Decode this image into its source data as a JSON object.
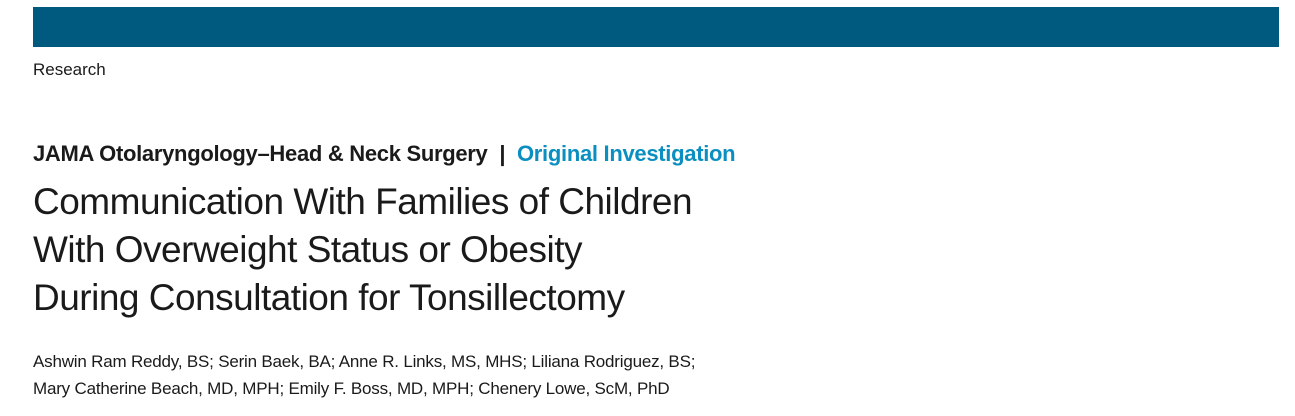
{
  "header": {
    "bar_color": "#005a80",
    "section_label": "Research"
  },
  "journal": {
    "name": "JAMA Otolaryngology–Head & Neck Surgery",
    "separator": "|",
    "article_type": "Original Investigation",
    "article_type_color": "#0a8fc0"
  },
  "article": {
    "title_lines": [
      "Communication With Families of Children",
      "With Overweight Status or Obesity",
      "During Consultation for Tonsillectomy"
    ],
    "author_lines": [
      "Ashwin Ram Reddy, BS; Serin Baek, BA; Anne R. Links, MS, MHS; Liliana Rodriguez, BS;",
      "Mary Catherine Beach, MD, MPH; Emily F. Boss, MD, MPH; Chenery Lowe, ScM, PhD"
    ]
  }
}
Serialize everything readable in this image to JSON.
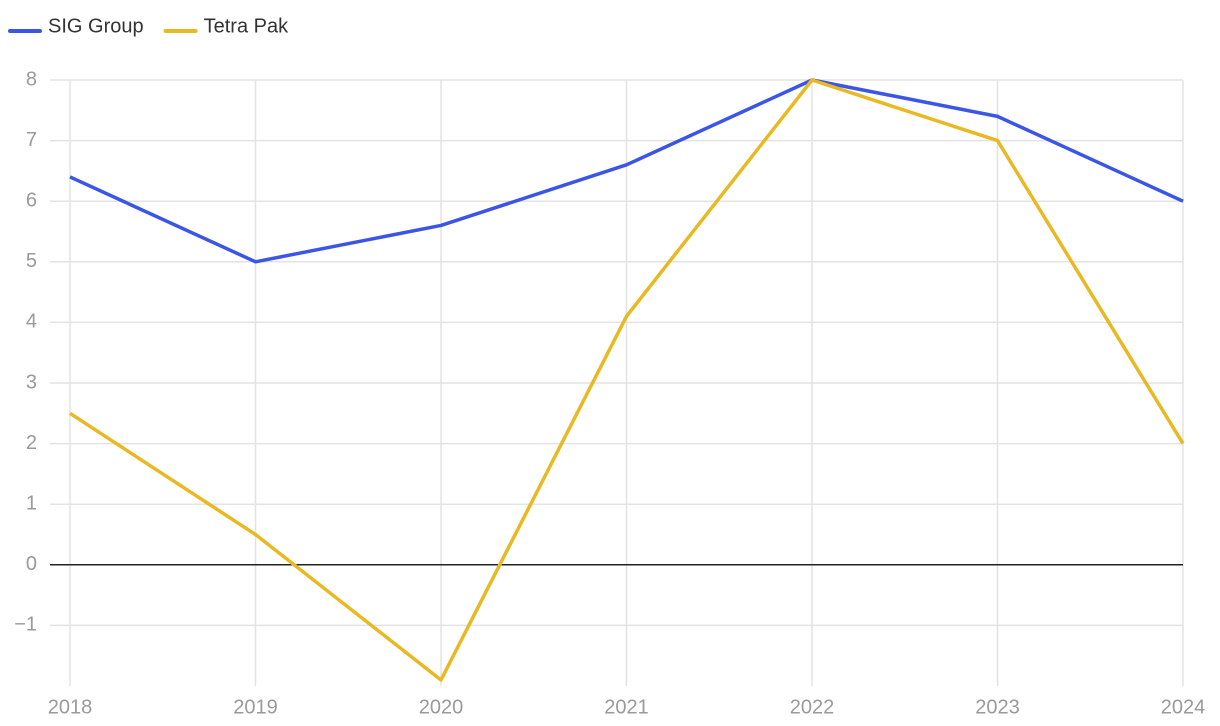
{
  "chart_data": {
    "type": "line",
    "categories": [
      "2018",
      "2019",
      "2020",
      "2021",
      "2022",
      "2023",
      "2024"
    ],
    "series": [
      {
        "name": "SIG Group",
        "color": "#3b55e6",
        "values": [
          6.4,
          5.0,
          5.6,
          6.6,
          8.0,
          7.4,
          6.0
        ]
      },
      {
        "name": "Tetra Pak",
        "color": "#e8b923",
        "values": [
          2.5,
          0.5,
          -1.9,
          4.1,
          8.0,
          7.0,
          2.0
        ]
      }
    ],
    "ylim": [
      -2,
      8
    ],
    "yticks": [
      {
        "value": -1,
        "label": "−1"
      },
      0,
      1,
      2,
      3,
      4,
      5,
      6,
      7,
      8
    ],
    "grid": true,
    "zero_line": true,
    "legend": "top-left"
  }
}
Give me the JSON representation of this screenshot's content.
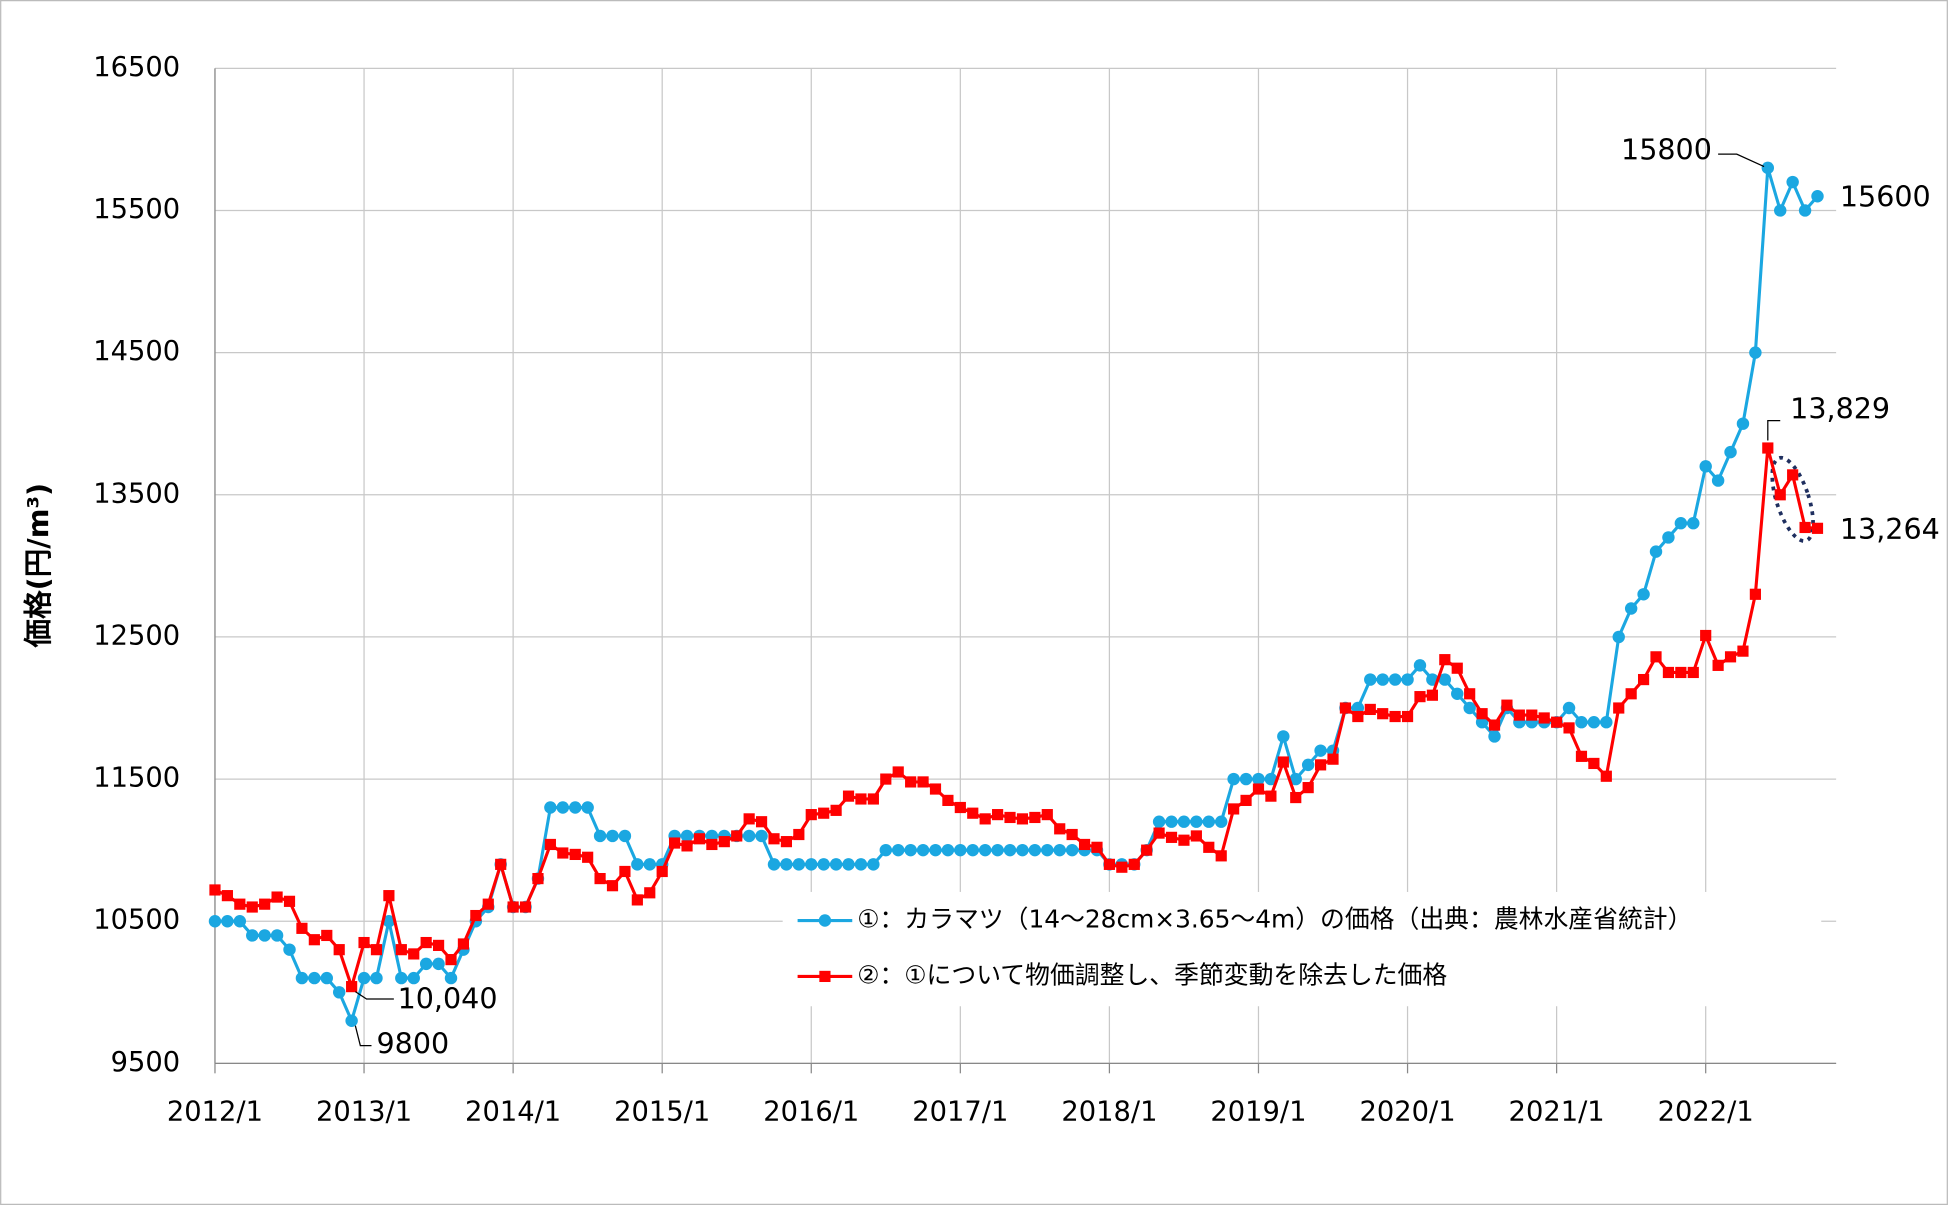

## WORK TO BE COMPLETED
Transcribe every line in the entries above, taking out only the images.

## EXERCISE OUTPUT
Decode this image into its source data as a JSON object.
{
  "header": {
    "bar_color": "#005a80",
    "section_label": "Research"
  },
  "journal": {
    "name": "JAMA Otolaryngology–Head & Neck Surgery",
    "separator": "|",
    "article_type": "Original Investigation",
    "article_type_color": "#0a8fc0"
  },
  "article": {
    "title_lines": [
      "Communication With Families of Children",
      "With Overweight Status or Obesity",
      "During Consultation for Tonsillectomy"
    ],
    "author_lines": [
      "Ashwin Ram Reddy, BS; Serin Baek, BA; Anne R. Links, MS, MHS; Liliana Rodriguez, BS;",
      "Mary Catherine Beach, MD, MPH; Emily F. Boss, MD, MPH; Chenery Lowe, ScM, PhD"
    ]
  }
}
Serialize everything readable in this image to JSON.
{
  "chart_data": {
    "type": "line",
    "categories": [
      "2018",
      "2019",
      "2020",
      "2021",
      "2022",
      "2023",
      "2024"
    ],
    "series": [
      {
        "name": "SIG Group",
        "color": "#3b55e6",
        "values": [
          6.4,
          5.0,
          5.6,
          6.6,
          8.0,
          7.4,
          6.0
        ]
      },
      {
        "name": "Tetra Pak",
        "color": "#e8b923",
        "values": [
          2.5,
          0.5,
          -1.9,
          4.1,
          8.0,
          7.0,
          2.0
        ]
      }
    ],
    "ylim": [
      -2,
      8
    ],
    "yticks": [
      {
        "value": -1,
        "label": "−1"
      },
      0,
      1,
      2,
      3,
      4,
      5,
      6,
      7,
      8
    ],
    "grid": true,
    "zero_line": true,
    "legend": "top-left"
  }
}
Give me the JSON representation of this screenshot's content.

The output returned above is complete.